● **What is needed**
Your task is to extract every entry that follows word for word while excluding the pictures.

Source records
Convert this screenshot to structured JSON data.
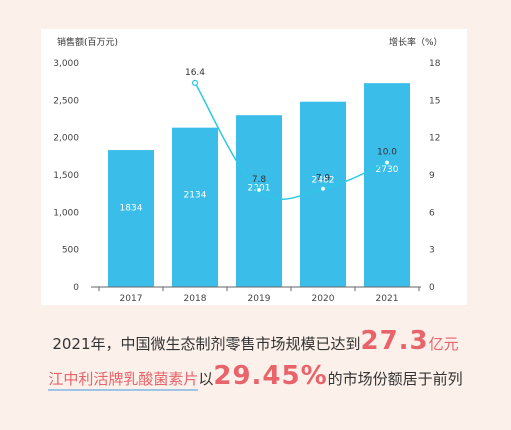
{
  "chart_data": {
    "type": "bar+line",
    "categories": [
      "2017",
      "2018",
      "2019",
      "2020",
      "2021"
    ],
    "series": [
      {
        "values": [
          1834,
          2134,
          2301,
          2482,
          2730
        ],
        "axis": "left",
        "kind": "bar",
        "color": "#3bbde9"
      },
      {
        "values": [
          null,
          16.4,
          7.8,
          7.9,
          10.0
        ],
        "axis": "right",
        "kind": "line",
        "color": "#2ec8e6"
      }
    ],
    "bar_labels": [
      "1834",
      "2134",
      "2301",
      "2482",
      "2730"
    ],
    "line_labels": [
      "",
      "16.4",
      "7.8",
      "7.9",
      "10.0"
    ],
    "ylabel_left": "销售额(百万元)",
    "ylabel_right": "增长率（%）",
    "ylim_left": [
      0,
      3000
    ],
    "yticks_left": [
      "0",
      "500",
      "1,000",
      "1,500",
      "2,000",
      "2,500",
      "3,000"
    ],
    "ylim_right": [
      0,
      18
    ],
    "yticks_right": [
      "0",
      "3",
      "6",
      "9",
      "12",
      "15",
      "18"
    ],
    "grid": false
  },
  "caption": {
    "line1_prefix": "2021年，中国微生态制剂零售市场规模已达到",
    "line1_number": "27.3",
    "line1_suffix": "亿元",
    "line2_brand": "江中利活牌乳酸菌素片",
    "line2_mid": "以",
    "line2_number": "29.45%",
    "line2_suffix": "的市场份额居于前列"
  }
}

● **Task answer**
Convert this screenshot to structured JSON data.
{
  "chart_data": {
    "type": "bar+line",
    "categories": [
      "2017",
      "2018",
      "2019",
      "2020",
      "2021"
    ],
    "series": [
      {
        "values": [
          1834,
          2134,
          2301,
          2482,
          2730
        ],
        "axis": "left",
        "kind": "bar",
        "color": "#3bbde9"
      },
      {
        "values": [
          null,
          16.4,
          7.8,
          7.9,
          10.0
        ],
        "axis": "right",
        "kind": "line",
        "color": "#2ec8e6"
      }
    ],
    "bar_labels": [
      "1834",
      "2134",
      "2301",
      "2482",
      "2730"
    ],
    "line_labels": [
      "",
      "16.4",
      "7.8",
      "7.9",
      "10.0"
    ],
    "ylabel_left": "销售额(百万元)",
    "ylabel_right": "增长率（%）",
    "ylim_left": [
      0,
      3000
    ],
    "yticks_left": [
      "0",
      "500",
      "1,000",
      "1,500",
      "2,000",
      "2,500",
      "3,000"
    ],
    "ylim_right": [
      0,
      18
    ],
    "yticks_right": [
      "0",
      "3",
      "6",
      "9",
      "12",
      "15",
      "18"
    ],
    "grid": false
  },
  "caption": {
    "line1_prefix": "2021年，中国微生态制剂零售市场规模已达到",
    "line1_number": "27.3",
    "line1_suffix": "亿元",
    "line2_brand": "江中利活牌乳酸菌素片",
    "line2_mid": "以",
    "line2_number": "29.45%",
    "line2_suffix": "的市场份额居于前列"
  }
}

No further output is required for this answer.